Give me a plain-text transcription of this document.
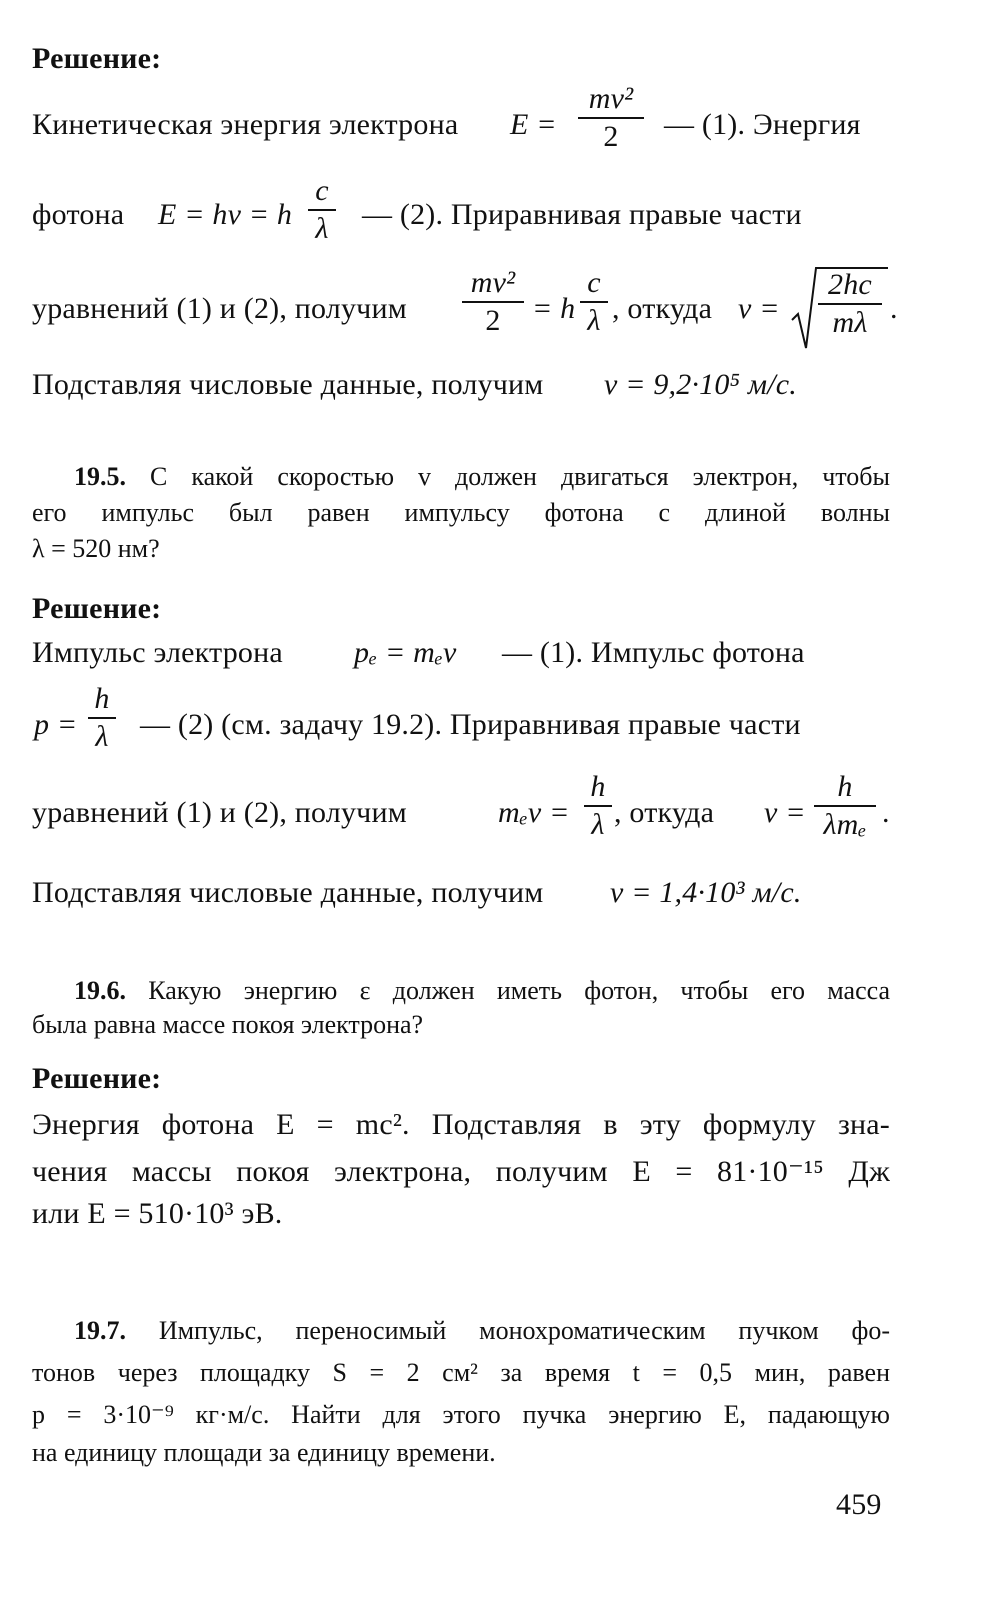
Решение:
Кинетическая энергия электрона E =
mv²
2	— (1). Энергия
фотона E = hν = h
c
λ — (2). Приравнивая правые части
уравнений (1) и (2), получим
mv²
2	= h
c
λ , откуда v =
2hc
mλ .
Подставляя числовые данные, получим v = 9,2·10⁵ м/с.
19.5. С какой скоростью v должен двигаться электрон, чтобы
его импульс был равен импульсу фотона с длиной волны
λ = 520 нм?
Решение:
Импульс электрона pₑ = mₑv — (1). Импульс фотона
p =
h
λ — (2) (см. задачу 19.2). Приравнивая правые части
уравнений (1) и (2), получим	mₑv =
h
λ , откуда v =
h
λmₑ .
Подставляя числовые данные, получим v = 1,4·10³ м/с.
19.6. Какую энергию ε должен иметь фотон, чтобы его масса
была равна массе покоя электрона?
Решение:
Энергия фотона E = mc². Подставляя в эту формулу зна-
чения массы покоя электрона, получим E = 81·10⁻¹⁵ Дж
или E = 510·10³ эВ.
19.7. Импульс, переносимый монохроматическим пучком фо-
тонов через площадку S = 2 см² за время t = 0,5 мин, равен
p = 3·10⁻⁹ кг·м/с. Найти для этого пучка энергию E, падающую
на единицу площади за единицу времени.
459
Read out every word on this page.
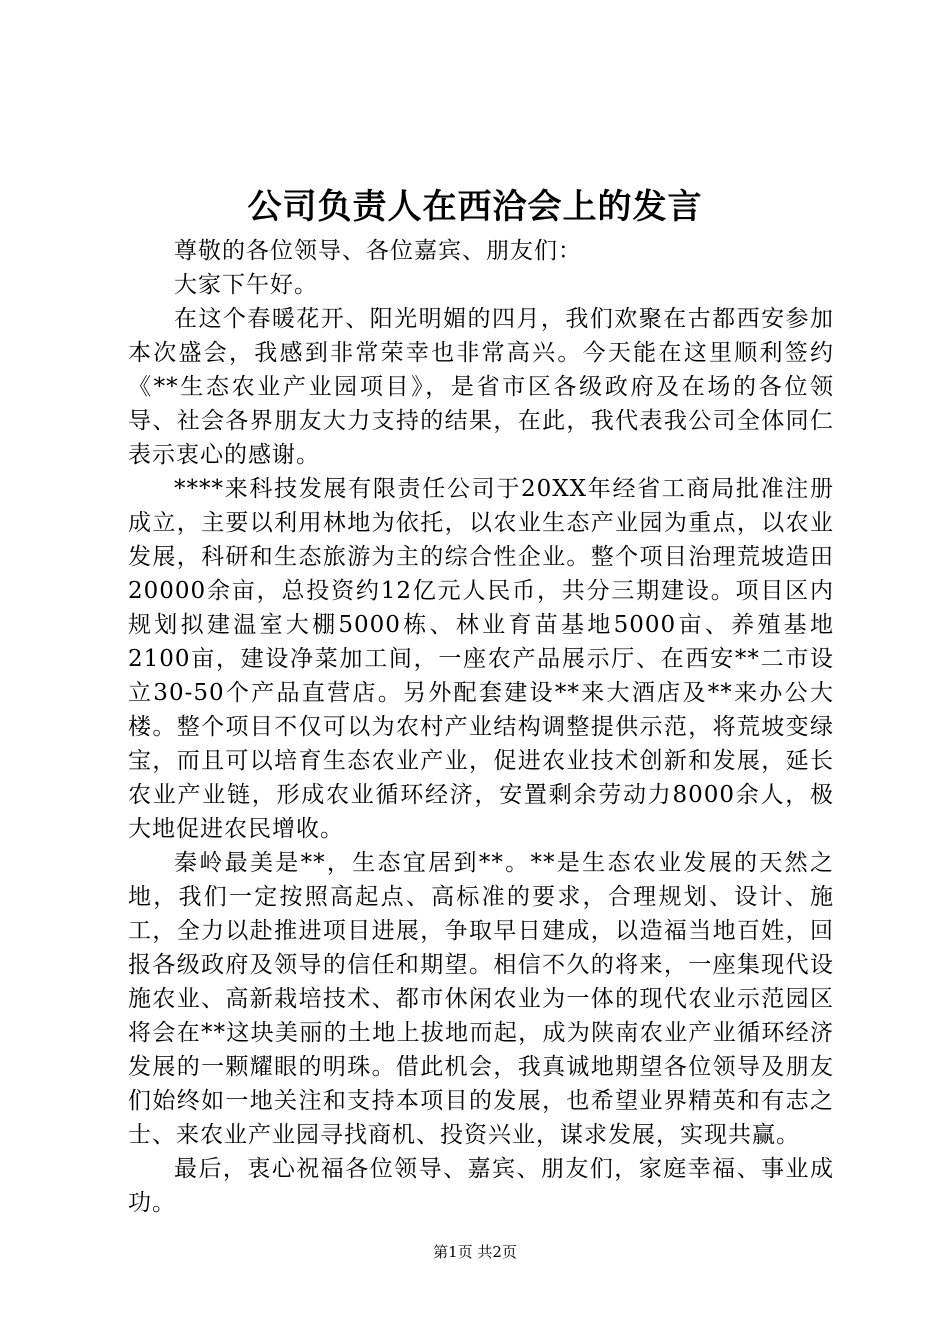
公司负责人在西洽会上的发言

尊敬的各位领导、各位嘉宾、朋友们：

大家下午好。

在这个春暖花开、阳光明媚的四月，我们欢聚在古都西安参加本次盛会，我感到非常荣幸也非常高兴。今天能在这里顺利签约《**生态农业产业园项目》，是省市区各级政府及在场的各位领导、社会各界朋友大力支持的结果，在此，我代表我公司全体同仁表示衷心的感谢。

****来科技发展有限责任公司于20XX年经省工商局批准注册成立，主要以利用林地为依托，以农业生态产业园为重点，以农业发展，科研和生态旅游为主的综合性企业。整个项目治理荒坡造田20000余亩，总投资约12亿元人民币，共分三期建设。项目区内规划拟建温室大棚5000栋、林业育苗基地5000亩、养殖基地2100亩，建设净菜加工间，一座农产品展示厅、在西安**二市设立30-50个产品直营店。另外配套建设**来大酒店及**来办公大楼。整个项目不仅可以为农村产业结构调整提供示范，将荒坡变绿宝，而且可以培育生态农业产业，促进农业技术创新和发展，延长农业产业链，形成农业循环经济，安置剩余劳动力8000余人，极大地促进农民增收。

秦岭最美是**，生态宜居到**。**是生态农业发展的天然之地，我们一定按照高起点、高标准的要求，合理规划、设计、施工，全力以赴推进项目进展，争取早日建成，以造福当地百姓，回报各级政府及领导的信任和期望。相信不久的将来，一座集现代设施农业、高新栽培技术、都市休闲农业为一体的现代农业示范园区将会在**这块美丽的土地上拔地而起，成为陕南农业产业循环经济发展的一颗耀眼的明珠。借此机会，我真诚地期望各位领导及朋友们始终如一地关注和支持本项目的发展，也希望业界精英和有志之士、来农业产业园寻找商机、投资兴业，谋求发展，实现共赢。

最后，衷心祝福各位领导、嘉宾、朋友们，家庭幸福、事业成功。

第1页 共2页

TASK: Copy the data exactly. Any picture it contains is to be omitted.

COMPLETE RESPONSE:
Give me a plain-text transcription of this document.
Решение:
Кинетическая энергия электрона E =
mv²
2	— (1). Энергия
фотона E = hν = h
c
λ — (2). Приравнивая правые части
уравнений (1) и (2), получим
mv²
2	= h
c
λ , откуда v =
2hc
mλ .
Подставляя числовые данные, получим v = 9,2·10⁵ м/с.
19.5. С какой скоростью v должен двигаться электрон, чтобы
его импульс был равен импульсу фотона с длиной волны
λ = 520 нм?
Решение:
Импульс электрона pₑ = mₑv — (1). Импульс фотона
p =
h
λ — (2) (см. задачу 19.2). Приравнивая правые части
уравнений (1) и (2), получим	mₑv =
h
λ , откуда v =
h
λmₑ .
Подставляя числовые данные, получим v = 1,4·10³ м/с.
19.6. Какую энергию ε должен иметь фотон, чтобы его масса
была равна массе покоя электрона?
Решение:
Энергия фотона E = mc². Подставляя в эту формулу зна-
чения массы покоя электрона, получим E = 81·10⁻¹⁵ Дж
или E = 510·10³ эВ.
19.7. Импульс, переносимый монохроматическим пучком фо-
тонов через площадку S = 2 см² за время t = 0,5 мин, равен
p = 3·10⁻⁹ кг·м/с. Найти для этого пучка энергию E, падающую
на единицу площади за единицу времени.
459
Read out every word on this page.
公司负责人在西洽会上的发言

尊敬的各位领导、各位嘉宾、朋友们：

大家下午好。

在这个春暖花开、阳光明媚的四月，我们欢聚在古都西安参加本次盛会，我感到非常荣幸也非常高兴。今天能在这里顺利签约《**生态农业产业园项目》，是省市区各级政府及在场的各位领导、社会各界朋友大力支持的结果，在此，我代表我公司全体同仁表示衷心的感谢。

****来科技发展有限责任公司于20XX年经省工商局批准注册成立，主要以利用林地为依托，以农业生态产业园为重点，以农业发展，科研和生态旅游为主的综合性企业。整个项目治理荒坡造田20000余亩，总投资约12亿元人民币，共分三期建设。项目区内规划拟建温室大棚5000栋、林业育苗基地5000亩、养殖基地2100亩，建设净菜加工间，一座农产品展示厅、在西安**二市设立30-50个产品直营店。另外配套建设**来大酒店及**来办公大楼。整个项目不仅可以为农村产业结构调整提供示范，将荒坡变绿宝，而且可以培育生态农业产业，促进农业技术创新和发展，延长农业产业链，形成农业循环经济，安置剩余劳动力8000余人，极大地促进农民增收。

秦岭最美是**，生态宜居到**。**是生态农业发展的天然之地，我们一定按照高起点、高标准的要求，合理规划、设计、施工，全力以赴推进项目进展，争取早日建成，以造福当地百姓，回报各级政府及领导的信任和期望。相信不久的将来，一座集现代设施农业、高新栽培技术、都市休闲农业为一体的现代农业示范园区将会在**这块美丽的土地上拔地而起，成为陕南农业产业循环经济发展的一颗耀眼的明珠。借此机会，我真诚地期望各位领导及朋友们始终如一地关注和支持本项目的发展，也希望业界精英和有志之士、来农业产业园寻找商机、投资兴业，谋求发展，实现共赢。

最后，衷心祝福各位领导、嘉宾、朋友们，家庭幸福、事业成功。

第1页 共2页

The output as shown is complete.